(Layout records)
------------------------------------------------------------

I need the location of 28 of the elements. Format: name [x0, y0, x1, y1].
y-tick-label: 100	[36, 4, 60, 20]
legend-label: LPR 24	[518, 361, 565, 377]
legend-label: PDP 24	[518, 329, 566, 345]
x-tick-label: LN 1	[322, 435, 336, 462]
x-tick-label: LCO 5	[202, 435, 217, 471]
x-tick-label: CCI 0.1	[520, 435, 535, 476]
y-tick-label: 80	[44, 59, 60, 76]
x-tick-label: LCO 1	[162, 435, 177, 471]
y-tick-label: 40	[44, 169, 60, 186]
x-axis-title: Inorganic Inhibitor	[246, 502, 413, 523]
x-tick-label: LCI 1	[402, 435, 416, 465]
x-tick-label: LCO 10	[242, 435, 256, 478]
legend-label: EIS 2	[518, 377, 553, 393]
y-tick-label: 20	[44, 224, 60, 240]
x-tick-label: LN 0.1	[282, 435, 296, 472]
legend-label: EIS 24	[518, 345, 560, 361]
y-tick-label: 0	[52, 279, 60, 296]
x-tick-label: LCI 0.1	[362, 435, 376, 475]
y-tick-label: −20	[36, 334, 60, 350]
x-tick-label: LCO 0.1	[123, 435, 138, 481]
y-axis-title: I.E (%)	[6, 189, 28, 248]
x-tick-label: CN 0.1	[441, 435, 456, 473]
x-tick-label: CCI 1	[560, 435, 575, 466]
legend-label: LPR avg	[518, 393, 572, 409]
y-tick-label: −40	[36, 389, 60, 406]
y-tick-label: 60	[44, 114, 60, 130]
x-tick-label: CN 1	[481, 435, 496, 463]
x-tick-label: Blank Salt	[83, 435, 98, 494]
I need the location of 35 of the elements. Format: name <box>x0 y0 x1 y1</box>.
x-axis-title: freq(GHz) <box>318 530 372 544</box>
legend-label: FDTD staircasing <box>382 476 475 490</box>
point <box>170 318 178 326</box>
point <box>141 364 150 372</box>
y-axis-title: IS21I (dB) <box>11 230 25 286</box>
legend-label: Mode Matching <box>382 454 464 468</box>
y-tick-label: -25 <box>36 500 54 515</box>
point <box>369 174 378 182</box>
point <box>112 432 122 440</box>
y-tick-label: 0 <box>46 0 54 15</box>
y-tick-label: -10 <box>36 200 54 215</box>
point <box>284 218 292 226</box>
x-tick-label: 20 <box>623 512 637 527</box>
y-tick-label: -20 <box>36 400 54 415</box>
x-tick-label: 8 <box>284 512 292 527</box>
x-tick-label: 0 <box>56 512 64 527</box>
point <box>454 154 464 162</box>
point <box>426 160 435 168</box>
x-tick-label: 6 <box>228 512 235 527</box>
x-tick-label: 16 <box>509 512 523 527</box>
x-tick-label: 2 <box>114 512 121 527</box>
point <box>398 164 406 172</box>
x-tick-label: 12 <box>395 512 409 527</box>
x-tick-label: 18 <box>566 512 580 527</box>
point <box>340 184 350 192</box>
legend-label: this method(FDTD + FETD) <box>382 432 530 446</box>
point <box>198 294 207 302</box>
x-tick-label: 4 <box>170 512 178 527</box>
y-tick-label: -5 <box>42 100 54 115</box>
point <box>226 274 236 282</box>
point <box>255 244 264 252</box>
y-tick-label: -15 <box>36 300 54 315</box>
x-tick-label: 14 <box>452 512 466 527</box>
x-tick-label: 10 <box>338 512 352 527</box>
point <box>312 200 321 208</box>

------------------------------------------------------------

Brief
Reproduce every one of the entries above verbatim, without any alteration.

Correct output
I need the location of 28 of the elements. Format: name [x0, y0, x1, y1].
y-tick-label: 100	[36, 4, 60, 20]
legend-label: LPR 24	[518, 361, 565, 377]
legend-label: PDP 24	[518, 329, 566, 345]
x-tick-label: LN 1	[322, 435, 336, 462]
x-tick-label: LCO 5	[202, 435, 217, 471]
x-tick-label: CCI 0.1	[520, 435, 535, 476]
y-tick-label: 80	[44, 59, 60, 76]
x-tick-label: LCO 1	[162, 435, 177, 471]
y-tick-label: 40	[44, 169, 60, 186]
x-axis-title: Inorganic Inhibitor	[246, 502, 413, 523]
x-tick-label: LCI 1	[402, 435, 416, 465]
x-tick-label: LCO 10	[242, 435, 256, 478]
legend-label: EIS 2	[518, 377, 553, 393]
y-tick-label: 20	[44, 224, 60, 240]
x-tick-label: LN 0.1	[282, 435, 296, 472]
legend-label: EIS 24	[518, 345, 560, 361]
y-tick-label: 0	[52, 279, 60, 296]
x-tick-label: LCI 0.1	[362, 435, 376, 475]
y-tick-label: −20	[36, 334, 60, 350]
x-tick-label: LCO 0.1	[123, 435, 138, 481]
y-axis-title: I.E (%)	[6, 189, 28, 248]
x-tick-label: CN 0.1	[441, 435, 456, 473]
x-tick-label: CCI 1	[560, 435, 575, 466]
legend-label: LPR avg	[518, 393, 572, 409]
y-tick-label: −40	[36, 389, 60, 406]
y-tick-label: 60	[44, 114, 60, 130]
x-tick-label: CN 1	[481, 435, 496, 463]
x-tick-label: Blank Salt	[83, 435, 98, 494]
I need the location of 35 of the elements. Format: name <box>x0 y0 x1 y1</box>.
x-axis-title: freq(GHz) <box>318 530 372 544</box>
legend-label: FDTD staircasing <box>382 476 475 490</box>
point <box>170 318 178 326</box>
point <box>141 364 150 372</box>
y-axis-title: IS21I (dB) <box>11 230 25 286</box>
legend-label: Mode Matching <box>382 454 464 468</box>
y-tick-label: -25 <box>36 500 54 515</box>
point <box>369 174 378 182</box>
point <box>112 432 122 440</box>
y-tick-label: 0 <box>46 0 54 15</box>
y-tick-label: -10 <box>36 200 54 215</box>
point <box>284 218 292 226</box>
x-tick-label: 20 <box>623 512 637 527</box>
y-tick-label: -20 <box>36 400 54 415</box>
x-tick-label: 8 <box>284 512 292 527</box>
x-tick-label: 0 <box>56 512 64 527</box>
point <box>454 154 464 162</box>
point <box>426 160 435 168</box>
x-tick-label: 6 <box>228 512 235 527</box>
x-tick-label: 16 <box>509 512 523 527</box>
x-tick-label: 2 <box>114 512 121 527</box>
point <box>398 164 406 172</box>
x-tick-label: 12 <box>395 512 409 527</box>
x-tick-label: 18 <box>566 512 580 527</box>
point <box>340 184 350 192</box>
legend-label: this method(FDTD + FETD) <box>382 432 530 446</box>
point <box>198 294 207 302</box>
x-tick-label: 4 <box>170 512 178 527</box>
y-tick-label: -5 <box>42 100 54 115</box>
point <box>226 274 236 282</box>
point <box>255 244 264 252</box>
y-tick-label: -15 <box>36 300 54 315</box>
x-tick-label: 14 <box>452 512 466 527</box>
x-tick-label: 10 <box>338 512 352 527</box>
point <box>312 200 321 208</box>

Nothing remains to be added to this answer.